== DIRECTIONS ==
Copy out all the lines where "介电强度" shows up.

· · ·

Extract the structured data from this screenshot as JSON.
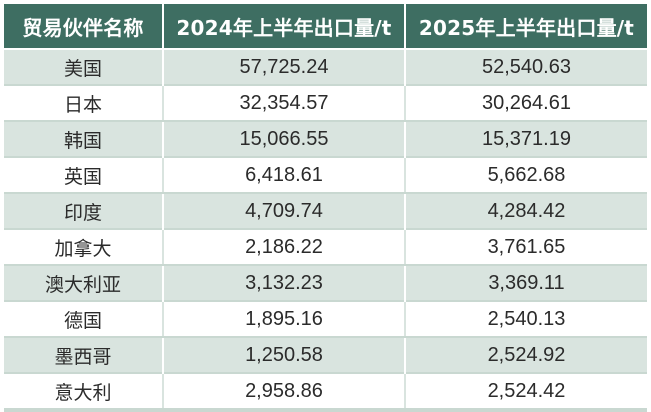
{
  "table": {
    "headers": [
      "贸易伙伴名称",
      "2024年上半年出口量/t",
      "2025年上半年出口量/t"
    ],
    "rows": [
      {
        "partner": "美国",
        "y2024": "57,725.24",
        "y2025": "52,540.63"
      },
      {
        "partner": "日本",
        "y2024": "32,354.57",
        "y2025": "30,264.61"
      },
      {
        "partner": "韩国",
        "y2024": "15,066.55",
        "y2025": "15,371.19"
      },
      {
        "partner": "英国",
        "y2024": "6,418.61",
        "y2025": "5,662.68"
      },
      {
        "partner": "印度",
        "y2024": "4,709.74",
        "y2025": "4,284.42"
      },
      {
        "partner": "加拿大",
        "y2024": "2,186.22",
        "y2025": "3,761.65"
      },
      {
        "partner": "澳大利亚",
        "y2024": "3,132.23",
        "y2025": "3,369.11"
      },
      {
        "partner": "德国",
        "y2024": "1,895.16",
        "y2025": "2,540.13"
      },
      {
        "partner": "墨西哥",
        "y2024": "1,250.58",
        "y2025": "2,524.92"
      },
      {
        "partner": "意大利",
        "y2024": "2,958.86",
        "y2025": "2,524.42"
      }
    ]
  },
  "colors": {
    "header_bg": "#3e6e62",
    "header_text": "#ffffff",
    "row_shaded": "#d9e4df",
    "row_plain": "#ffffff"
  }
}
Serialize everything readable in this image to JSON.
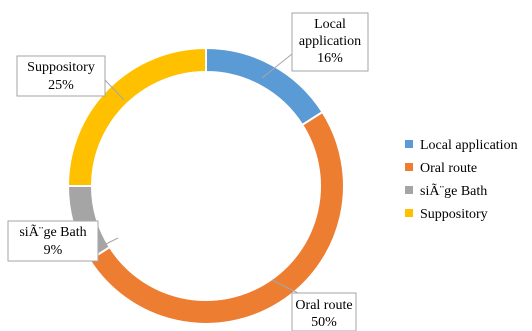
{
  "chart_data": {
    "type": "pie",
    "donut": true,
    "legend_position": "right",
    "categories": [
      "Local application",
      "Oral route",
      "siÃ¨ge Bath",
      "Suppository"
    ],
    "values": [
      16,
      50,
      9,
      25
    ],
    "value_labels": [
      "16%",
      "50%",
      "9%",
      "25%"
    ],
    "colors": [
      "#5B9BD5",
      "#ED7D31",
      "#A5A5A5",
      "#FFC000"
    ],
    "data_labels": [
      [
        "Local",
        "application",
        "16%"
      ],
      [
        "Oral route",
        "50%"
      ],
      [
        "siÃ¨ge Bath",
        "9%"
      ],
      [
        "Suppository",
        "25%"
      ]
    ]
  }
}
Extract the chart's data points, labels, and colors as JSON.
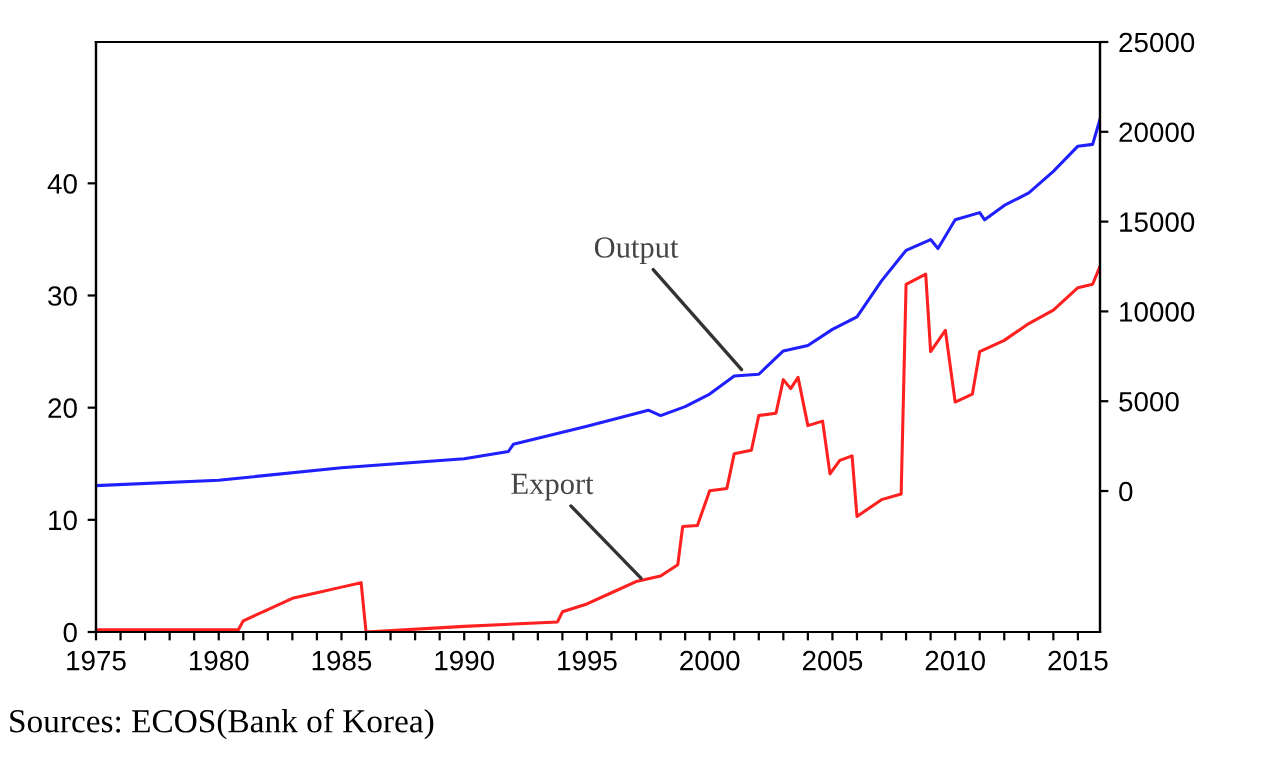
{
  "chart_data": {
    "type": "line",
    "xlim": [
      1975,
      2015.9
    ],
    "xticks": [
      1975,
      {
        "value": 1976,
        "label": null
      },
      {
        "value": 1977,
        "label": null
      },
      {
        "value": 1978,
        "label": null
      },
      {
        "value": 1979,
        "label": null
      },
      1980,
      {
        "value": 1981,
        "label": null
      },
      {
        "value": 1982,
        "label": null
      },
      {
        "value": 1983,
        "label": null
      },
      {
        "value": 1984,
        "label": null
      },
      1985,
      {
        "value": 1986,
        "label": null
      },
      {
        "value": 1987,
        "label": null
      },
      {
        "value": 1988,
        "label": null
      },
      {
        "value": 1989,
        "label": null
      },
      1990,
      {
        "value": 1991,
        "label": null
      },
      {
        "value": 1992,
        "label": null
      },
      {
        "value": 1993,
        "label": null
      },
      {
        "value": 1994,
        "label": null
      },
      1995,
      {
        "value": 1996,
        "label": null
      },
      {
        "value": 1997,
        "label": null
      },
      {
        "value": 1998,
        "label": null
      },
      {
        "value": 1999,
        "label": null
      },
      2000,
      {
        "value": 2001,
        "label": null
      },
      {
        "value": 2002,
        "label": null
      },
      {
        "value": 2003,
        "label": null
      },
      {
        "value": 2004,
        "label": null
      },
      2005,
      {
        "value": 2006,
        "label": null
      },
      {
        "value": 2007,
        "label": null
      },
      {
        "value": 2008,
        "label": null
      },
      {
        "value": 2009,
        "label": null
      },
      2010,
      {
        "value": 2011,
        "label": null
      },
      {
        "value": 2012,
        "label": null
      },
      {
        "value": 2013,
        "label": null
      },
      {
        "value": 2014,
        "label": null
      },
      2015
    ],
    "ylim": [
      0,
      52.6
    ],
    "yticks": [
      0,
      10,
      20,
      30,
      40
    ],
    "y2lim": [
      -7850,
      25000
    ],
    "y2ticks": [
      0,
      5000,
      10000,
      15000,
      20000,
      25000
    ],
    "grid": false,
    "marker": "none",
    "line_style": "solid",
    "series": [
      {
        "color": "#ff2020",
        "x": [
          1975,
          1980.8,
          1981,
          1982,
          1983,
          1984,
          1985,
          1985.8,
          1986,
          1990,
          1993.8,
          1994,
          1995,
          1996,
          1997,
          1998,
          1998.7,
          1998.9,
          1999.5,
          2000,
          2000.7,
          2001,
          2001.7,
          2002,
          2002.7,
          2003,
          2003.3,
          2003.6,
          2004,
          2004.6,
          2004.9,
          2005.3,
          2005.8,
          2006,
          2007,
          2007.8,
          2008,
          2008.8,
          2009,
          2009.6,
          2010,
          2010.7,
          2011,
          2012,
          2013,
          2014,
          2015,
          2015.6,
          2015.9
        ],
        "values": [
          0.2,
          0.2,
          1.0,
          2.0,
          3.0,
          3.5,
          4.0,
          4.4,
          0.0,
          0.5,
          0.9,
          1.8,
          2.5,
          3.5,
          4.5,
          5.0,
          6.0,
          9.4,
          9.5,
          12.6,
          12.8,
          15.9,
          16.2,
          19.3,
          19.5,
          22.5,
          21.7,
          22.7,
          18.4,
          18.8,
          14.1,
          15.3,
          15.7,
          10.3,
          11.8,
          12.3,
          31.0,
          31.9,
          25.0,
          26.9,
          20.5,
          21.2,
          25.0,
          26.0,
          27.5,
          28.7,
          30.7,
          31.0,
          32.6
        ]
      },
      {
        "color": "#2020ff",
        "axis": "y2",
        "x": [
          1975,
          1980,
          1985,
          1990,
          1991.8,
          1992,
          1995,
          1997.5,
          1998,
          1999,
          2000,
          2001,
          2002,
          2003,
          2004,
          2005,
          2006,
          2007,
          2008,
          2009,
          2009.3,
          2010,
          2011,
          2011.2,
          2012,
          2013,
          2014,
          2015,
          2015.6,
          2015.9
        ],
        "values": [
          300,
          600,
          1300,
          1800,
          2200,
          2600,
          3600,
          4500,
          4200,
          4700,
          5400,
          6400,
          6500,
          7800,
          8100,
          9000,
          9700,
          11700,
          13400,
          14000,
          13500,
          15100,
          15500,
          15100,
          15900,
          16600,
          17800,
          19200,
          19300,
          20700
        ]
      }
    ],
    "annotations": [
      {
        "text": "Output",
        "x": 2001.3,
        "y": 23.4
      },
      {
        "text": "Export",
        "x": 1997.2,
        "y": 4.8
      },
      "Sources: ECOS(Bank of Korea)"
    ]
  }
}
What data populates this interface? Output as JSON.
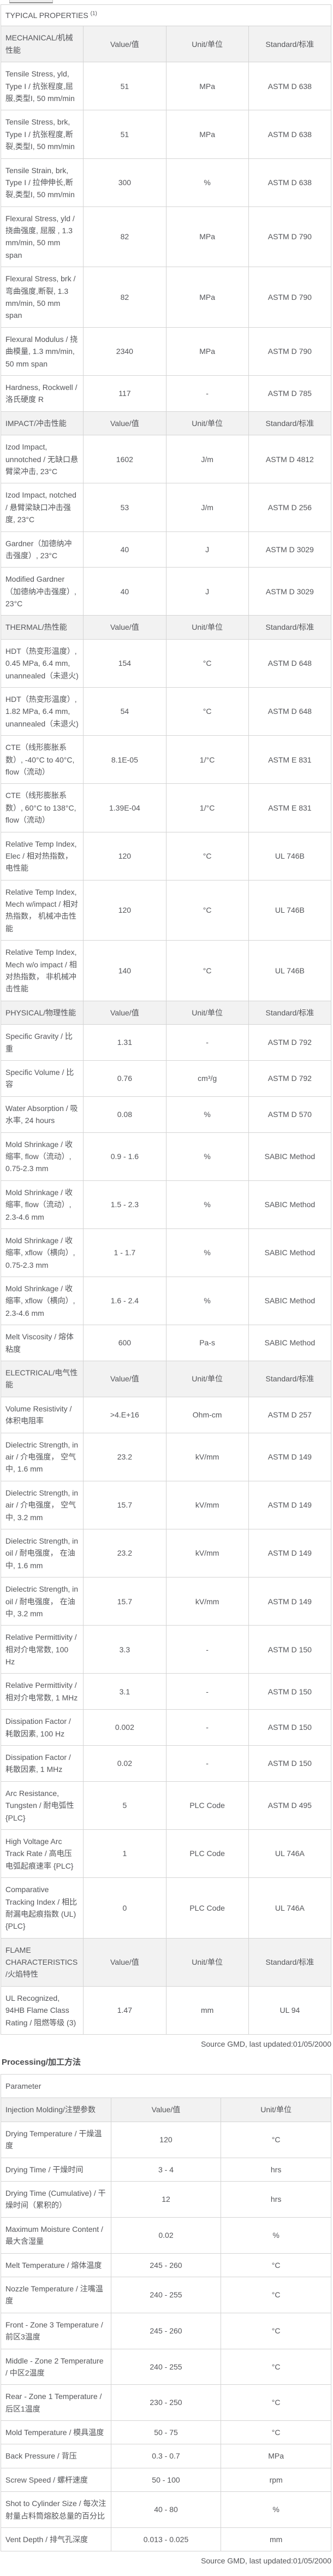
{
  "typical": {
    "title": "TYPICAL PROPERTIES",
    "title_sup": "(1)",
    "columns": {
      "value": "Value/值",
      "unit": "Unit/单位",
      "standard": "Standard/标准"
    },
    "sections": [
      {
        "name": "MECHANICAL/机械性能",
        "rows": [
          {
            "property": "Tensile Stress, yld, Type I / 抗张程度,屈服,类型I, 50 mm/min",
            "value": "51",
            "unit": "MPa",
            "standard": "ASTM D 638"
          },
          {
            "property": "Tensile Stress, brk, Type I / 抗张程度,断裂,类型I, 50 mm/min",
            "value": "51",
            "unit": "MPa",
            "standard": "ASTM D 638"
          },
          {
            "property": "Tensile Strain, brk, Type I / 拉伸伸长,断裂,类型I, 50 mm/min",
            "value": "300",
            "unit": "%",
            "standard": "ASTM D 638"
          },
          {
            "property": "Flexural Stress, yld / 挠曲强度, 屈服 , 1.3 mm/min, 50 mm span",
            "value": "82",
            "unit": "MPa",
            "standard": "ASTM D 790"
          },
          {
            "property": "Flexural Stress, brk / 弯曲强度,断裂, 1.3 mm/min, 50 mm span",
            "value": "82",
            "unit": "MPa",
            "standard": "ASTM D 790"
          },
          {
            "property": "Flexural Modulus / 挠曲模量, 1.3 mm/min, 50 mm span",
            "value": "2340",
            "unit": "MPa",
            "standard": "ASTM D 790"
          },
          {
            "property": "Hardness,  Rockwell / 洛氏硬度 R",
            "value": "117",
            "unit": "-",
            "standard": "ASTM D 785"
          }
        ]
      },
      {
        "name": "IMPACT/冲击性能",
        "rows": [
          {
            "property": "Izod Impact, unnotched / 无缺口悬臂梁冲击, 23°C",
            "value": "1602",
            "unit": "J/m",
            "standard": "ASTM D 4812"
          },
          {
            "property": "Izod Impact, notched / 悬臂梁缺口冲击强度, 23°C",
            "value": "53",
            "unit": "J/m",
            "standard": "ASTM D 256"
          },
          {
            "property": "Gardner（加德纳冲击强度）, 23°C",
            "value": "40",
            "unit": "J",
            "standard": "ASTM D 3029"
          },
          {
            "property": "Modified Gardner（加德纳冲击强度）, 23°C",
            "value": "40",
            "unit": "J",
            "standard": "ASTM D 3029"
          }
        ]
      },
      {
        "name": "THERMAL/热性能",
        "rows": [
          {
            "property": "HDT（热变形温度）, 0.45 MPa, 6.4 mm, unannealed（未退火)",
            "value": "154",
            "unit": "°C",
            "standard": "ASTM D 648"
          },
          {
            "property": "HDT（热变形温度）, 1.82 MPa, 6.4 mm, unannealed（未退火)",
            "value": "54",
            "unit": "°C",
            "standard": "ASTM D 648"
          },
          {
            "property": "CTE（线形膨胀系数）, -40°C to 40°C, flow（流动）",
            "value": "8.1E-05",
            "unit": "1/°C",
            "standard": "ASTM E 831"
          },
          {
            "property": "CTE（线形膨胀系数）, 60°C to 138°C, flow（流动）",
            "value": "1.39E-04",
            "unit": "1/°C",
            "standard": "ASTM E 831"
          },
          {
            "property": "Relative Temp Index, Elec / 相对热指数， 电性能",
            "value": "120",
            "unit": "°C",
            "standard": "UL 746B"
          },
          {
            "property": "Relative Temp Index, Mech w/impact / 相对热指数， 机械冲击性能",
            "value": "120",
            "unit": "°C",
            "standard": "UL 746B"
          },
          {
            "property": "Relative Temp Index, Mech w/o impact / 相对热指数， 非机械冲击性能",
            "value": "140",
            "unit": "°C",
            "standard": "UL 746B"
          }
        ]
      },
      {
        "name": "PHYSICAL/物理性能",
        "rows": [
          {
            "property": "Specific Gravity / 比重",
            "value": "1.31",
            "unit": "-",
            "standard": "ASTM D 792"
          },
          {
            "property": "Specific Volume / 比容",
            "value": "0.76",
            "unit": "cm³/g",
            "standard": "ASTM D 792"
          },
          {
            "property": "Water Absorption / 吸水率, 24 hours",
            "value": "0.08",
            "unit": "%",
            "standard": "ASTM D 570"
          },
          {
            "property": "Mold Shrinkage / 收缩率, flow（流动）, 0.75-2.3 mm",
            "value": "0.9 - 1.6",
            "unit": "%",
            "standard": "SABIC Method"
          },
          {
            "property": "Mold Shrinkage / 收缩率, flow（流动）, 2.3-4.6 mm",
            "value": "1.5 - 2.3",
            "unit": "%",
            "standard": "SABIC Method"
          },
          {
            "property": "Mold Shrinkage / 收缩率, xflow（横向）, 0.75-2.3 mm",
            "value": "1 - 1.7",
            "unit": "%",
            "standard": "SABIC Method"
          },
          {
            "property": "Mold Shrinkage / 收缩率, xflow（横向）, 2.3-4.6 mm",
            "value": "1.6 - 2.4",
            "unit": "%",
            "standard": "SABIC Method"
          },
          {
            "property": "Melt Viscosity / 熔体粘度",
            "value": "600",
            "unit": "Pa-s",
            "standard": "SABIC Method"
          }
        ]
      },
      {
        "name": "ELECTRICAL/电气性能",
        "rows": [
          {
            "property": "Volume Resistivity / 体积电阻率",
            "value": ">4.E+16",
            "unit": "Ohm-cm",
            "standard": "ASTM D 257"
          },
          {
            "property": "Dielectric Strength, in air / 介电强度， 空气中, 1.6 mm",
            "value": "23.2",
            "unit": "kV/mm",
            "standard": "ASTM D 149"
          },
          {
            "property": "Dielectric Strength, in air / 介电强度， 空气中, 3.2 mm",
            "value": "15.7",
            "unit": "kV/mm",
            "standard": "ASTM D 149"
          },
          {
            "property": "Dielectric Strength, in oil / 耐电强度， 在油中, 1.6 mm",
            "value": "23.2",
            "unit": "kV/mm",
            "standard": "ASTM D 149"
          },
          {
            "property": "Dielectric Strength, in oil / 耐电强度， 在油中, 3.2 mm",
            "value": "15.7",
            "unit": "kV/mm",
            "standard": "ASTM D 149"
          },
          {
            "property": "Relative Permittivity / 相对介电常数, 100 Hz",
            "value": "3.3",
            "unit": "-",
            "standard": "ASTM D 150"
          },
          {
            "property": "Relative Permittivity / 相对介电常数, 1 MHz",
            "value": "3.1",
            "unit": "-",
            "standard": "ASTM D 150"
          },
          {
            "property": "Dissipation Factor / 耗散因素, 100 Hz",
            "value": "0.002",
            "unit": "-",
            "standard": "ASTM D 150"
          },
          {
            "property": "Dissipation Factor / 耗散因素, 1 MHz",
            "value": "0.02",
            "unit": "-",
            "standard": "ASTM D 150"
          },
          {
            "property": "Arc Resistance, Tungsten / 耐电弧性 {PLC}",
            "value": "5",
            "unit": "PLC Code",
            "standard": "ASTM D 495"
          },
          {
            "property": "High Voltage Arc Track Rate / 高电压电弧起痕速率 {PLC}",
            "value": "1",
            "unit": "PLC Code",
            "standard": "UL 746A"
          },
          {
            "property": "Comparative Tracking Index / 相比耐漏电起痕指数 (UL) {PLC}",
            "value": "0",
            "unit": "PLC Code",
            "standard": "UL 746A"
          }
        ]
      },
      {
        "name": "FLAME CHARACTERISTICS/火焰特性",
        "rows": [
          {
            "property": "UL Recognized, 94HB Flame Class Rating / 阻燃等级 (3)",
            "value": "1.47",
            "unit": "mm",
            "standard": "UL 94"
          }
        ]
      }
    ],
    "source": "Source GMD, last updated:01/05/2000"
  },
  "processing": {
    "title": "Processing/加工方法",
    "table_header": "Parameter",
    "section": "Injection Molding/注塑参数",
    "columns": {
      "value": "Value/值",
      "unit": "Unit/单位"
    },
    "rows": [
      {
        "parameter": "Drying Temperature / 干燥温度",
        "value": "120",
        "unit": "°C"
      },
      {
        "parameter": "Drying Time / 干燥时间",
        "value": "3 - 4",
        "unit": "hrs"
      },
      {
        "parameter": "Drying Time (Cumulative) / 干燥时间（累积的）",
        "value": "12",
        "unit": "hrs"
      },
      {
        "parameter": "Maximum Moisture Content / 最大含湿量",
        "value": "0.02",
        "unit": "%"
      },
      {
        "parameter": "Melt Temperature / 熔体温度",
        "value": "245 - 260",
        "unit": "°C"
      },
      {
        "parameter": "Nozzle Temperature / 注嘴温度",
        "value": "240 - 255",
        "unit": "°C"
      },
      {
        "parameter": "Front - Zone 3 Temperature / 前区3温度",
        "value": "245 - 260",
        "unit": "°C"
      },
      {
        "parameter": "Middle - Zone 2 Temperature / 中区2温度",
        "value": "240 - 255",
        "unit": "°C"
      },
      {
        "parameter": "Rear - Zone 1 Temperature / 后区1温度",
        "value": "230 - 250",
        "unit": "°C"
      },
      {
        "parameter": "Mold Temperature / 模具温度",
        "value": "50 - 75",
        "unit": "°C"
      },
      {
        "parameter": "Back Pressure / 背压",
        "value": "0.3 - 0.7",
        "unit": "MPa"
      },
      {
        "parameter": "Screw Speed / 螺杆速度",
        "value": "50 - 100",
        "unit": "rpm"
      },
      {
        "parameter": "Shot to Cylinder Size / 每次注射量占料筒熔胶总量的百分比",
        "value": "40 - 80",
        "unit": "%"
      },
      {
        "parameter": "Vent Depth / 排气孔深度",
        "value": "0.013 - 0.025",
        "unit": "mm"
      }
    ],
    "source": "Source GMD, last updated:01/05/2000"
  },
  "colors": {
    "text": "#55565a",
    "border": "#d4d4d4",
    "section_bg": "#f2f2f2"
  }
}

· · ·

== SOLUTION ==
            "property": "Dielectric Strength, in air / 介电强度， 空气中, 1.6 mm",
            "property": "Dielectric Strength, in air / 介电强度， 空气中, 3.2 mm",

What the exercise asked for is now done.